(Records from a data collection)
----------------
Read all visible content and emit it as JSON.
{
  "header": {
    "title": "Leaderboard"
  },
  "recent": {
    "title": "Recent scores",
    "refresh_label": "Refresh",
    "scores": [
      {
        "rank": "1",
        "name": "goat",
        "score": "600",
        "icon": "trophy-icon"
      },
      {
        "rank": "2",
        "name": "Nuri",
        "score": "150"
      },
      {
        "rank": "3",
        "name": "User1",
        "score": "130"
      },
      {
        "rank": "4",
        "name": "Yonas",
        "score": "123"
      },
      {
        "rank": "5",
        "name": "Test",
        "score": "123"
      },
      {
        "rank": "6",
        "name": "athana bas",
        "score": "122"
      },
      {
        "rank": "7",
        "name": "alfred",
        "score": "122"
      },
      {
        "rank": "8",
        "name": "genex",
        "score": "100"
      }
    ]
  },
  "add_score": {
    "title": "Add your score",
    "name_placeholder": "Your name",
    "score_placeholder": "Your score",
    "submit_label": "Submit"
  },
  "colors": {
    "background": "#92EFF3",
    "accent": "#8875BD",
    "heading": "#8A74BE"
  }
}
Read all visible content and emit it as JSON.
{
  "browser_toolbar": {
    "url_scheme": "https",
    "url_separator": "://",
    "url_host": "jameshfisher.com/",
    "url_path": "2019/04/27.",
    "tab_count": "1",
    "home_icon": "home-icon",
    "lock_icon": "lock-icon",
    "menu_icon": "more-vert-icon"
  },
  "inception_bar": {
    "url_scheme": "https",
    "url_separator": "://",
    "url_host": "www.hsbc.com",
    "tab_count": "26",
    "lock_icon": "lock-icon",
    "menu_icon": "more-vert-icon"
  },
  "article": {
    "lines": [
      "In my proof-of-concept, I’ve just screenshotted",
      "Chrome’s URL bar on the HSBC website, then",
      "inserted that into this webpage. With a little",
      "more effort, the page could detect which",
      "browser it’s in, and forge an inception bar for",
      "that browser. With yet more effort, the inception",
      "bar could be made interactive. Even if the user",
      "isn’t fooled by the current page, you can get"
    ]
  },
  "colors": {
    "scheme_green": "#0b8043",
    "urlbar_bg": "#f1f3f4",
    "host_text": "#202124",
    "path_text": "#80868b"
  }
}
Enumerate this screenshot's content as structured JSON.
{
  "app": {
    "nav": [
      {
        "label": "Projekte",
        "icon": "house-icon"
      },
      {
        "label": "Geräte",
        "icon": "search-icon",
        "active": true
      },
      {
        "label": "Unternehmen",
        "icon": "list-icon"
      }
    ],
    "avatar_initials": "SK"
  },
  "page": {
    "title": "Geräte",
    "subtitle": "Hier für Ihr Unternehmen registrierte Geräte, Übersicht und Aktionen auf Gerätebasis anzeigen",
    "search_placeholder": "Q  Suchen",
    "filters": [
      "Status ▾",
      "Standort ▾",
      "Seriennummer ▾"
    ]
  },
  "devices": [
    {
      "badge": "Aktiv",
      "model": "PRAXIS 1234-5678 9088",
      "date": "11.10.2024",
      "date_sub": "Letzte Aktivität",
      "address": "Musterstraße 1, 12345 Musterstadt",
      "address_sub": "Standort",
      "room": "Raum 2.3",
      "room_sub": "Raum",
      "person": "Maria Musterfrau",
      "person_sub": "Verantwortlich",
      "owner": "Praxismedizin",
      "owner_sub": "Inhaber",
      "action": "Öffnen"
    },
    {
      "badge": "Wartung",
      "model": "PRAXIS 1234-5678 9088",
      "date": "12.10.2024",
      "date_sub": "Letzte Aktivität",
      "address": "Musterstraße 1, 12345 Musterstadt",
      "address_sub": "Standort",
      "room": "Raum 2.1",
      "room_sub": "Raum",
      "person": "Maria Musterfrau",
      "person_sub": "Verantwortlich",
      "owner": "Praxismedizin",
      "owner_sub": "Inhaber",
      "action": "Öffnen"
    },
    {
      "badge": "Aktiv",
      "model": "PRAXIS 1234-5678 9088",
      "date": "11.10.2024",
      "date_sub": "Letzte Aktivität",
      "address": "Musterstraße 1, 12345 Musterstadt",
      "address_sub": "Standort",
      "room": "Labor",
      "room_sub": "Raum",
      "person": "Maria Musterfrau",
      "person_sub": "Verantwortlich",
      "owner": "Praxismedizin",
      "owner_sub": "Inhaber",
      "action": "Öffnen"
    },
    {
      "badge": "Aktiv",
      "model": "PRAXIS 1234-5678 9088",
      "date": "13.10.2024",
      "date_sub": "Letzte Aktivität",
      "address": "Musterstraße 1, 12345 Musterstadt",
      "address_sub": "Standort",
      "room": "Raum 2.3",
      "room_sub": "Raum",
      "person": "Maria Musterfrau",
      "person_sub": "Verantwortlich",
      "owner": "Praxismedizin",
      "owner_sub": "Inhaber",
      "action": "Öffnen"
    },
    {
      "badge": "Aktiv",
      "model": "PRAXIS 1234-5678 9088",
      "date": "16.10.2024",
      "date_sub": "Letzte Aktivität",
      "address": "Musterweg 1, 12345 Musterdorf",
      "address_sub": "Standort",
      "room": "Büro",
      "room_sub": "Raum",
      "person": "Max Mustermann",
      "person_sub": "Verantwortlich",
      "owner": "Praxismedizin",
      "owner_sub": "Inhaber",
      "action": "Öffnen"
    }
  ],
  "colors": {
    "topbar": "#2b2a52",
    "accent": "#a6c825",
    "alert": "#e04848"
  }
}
----------------
## The task
Using the listing above, retype each line exactly.

## Result of the task
Read all visible content and emit it as JSON.
{
  "header": {
    "title": "Leaderboard"
  },
  "recent": {
    "title": "Recent scores",
    "refresh_label": "Refresh",
    "scores": [
      {
        "rank": "1",
        "name": "goat",
        "score": "600",
        "icon": "trophy-icon"
      },
      {
        "rank": "2",
        "name": "Nuri",
        "score": "150"
      },
      {
        "rank": "3",
        "name": "User1",
        "score": "130"
      },
      {
        "rank": "4",
        "name": "Yonas",
        "score": "123"
      },
      {
        "rank": "5",
        "name": "Test",
        "score": "123"
      },
      {
        "rank": "6",
        "name": "athana bas",
        "score": "122"
      },
      {
        "rank": "7",
        "name": "alfred",
        "score": "122"
      },
      {
        "rank": "8",
        "name": "genex",
        "score": "100"
      }
    ]
  },
  "add_score": {
    "title": "Add your score",
    "name_placeholder": "Your name",
    "score_placeholder": "Your score",
    "submit_label": "Submit"
  },
  "colors": {
    "background": "#92EFF3",
    "accent": "#8875BD",
    "heading": "#8A74BE"
  }
}
Read all visible content and emit it as JSON.
{
  "browser_toolbar": {
    "url_scheme": "https",
    "url_separator": "://",
    "url_host": "jameshfisher.com/",
    "url_path": "2019/04/27.",
    "tab_count": "1",
    "home_icon": "home-icon",
    "lock_icon": "lock-icon",
    "menu_icon": "more-vert-icon"
  },
  "inception_bar": {
    "url_scheme": "https",
    "url_separator": "://",
    "url_host": "www.hsbc.com",
    "tab_count": "26",
    "lock_icon": "lock-icon",
    "menu_icon": "more-vert-icon"
  },
  "article": {
    "lines": [
      "In my proof-of-concept, I’ve just screenshotted",
      "Chrome’s URL bar on the HSBC website, then",
      "inserted that into this webpage. With a little",
      "more effort, the page could detect which",
      "browser it’s in, and forge an inception bar for",
      "that browser. With yet more effort, the inception",
      "bar could be made interactive. Even if the user",
      "isn’t fooled by the current page, you can get"
    ]
  },
  "colors": {
    "scheme_green": "#0b8043",
    "urlbar_bg": "#f1f3f4",
    "host_text": "#202124",
    "path_text": "#80868b"
  }
}
Enumerate this screenshot's content as structured JSON.
{
  "app": {
    "nav": [
      {
        "label": "Projekte",
        "icon": "house-icon"
      },
      {
        "label": "Geräte",
        "icon": "search-icon",
        "active": true
      },
      {
        "label": "Unternehmen",
        "icon": "list-icon"
      }
    ],
    "avatar_initials": "SK"
  },
  "page": {
    "title": "Geräte",
    "subtitle": "Hier für Ihr Unternehmen registrierte Geräte, Übersicht und Aktionen auf Gerätebasis anzeigen",
    "search_placeholder": "Q  Suchen",
    "filters": [
      "Status ▾",
      "Standort ▾",
      "Seriennummer ▾"
    ]
  },
  "devices": [
    {
      "badge": "Aktiv",
      "model": "PRAXIS 1234-5678 9088",
      "date": "11.10.2024",
      "date_sub": "Letzte Aktivität",
      "address": "Musterstraße 1, 12345 Musterstadt",
      "address_sub": "Standort",
      "room": "Raum 2.3",
      "room_sub": "Raum",
      "person": "Maria Musterfrau",
      "person_sub": "Verantwortlich",
      "owner": "Praxismedizin",
      "owner_sub": "Inhaber",
      "action": "Öffnen"
    },
    {
      "badge": "Wartung",
      "model": "PRAXIS 1234-5678 9088",
      "date": "12.10.2024",
      "date_sub": "Letzte Aktivität",
      "address": "Musterstraße 1, 12345 Musterstadt",
      "address_sub": "Standort",
      "room": "Raum 2.1",
      "room_sub": "Raum",
      "person": "Maria Musterfrau",
      "person_sub": "Verantwortlich",
      "owner": "Praxismedizin",
      "owner_sub": "Inhaber",
      "action": "Öffnen"
    },
    {
      "badge": "Aktiv",
      "model": "PRAXIS 1234-5678 9088",
      "date": "11.10.2024",
      "date_sub": "Letzte Aktivität",
      "address": "Musterstraße 1, 12345 Musterstadt",
      "address_sub": "Standort",
      "room": "Labor",
      "room_sub": "Raum",
      "person": "Maria Musterfrau",
      "person_sub": "Verantwortlich",
      "owner": "Praxismedizin",
      "owner_sub": "Inhaber",
      "action": "Öffnen"
    },
    {
      "badge": "Aktiv",
      "model": "PRAXIS 1234-5678 9088",
      "date": "13.10.2024",
      "date_sub": "Letzte Aktivität",
      "address": "Musterstraße 1, 12345 Musterstadt",
      "address_sub": "Standort",
      "room": "Raum 2.3",
      "room_sub": "Raum",
      "person": "Maria Musterfrau",
      "person_sub": "Verantwortlich",
      "owner": "Praxismedizin",
      "owner_sub": "Inhaber",
      "action": "Öffnen"
    },
    {
      "badge": "Aktiv",
      "model": "PRAXIS 1234-5678 9088",
      "date": "16.10.2024",
      "date_sub": "Letzte Aktivität",
      "address": "Musterweg 1, 12345 Musterdorf",
      "address_sub": "Standort",
      "room": "Büro",
      "room_sub": "Raum",
      "person": "Max Mustermann",
      "person_sub": "Verantwortlich",
      "owner": "Praxismedizin",
      "owner_sub": "Inhaber",
      "action": "Öffnen"
    }
  ],
  "colors": {
    "topbar": "#2b2a52",
    "accent": "#a6c825",
    "alert": "#e04848"
  }
}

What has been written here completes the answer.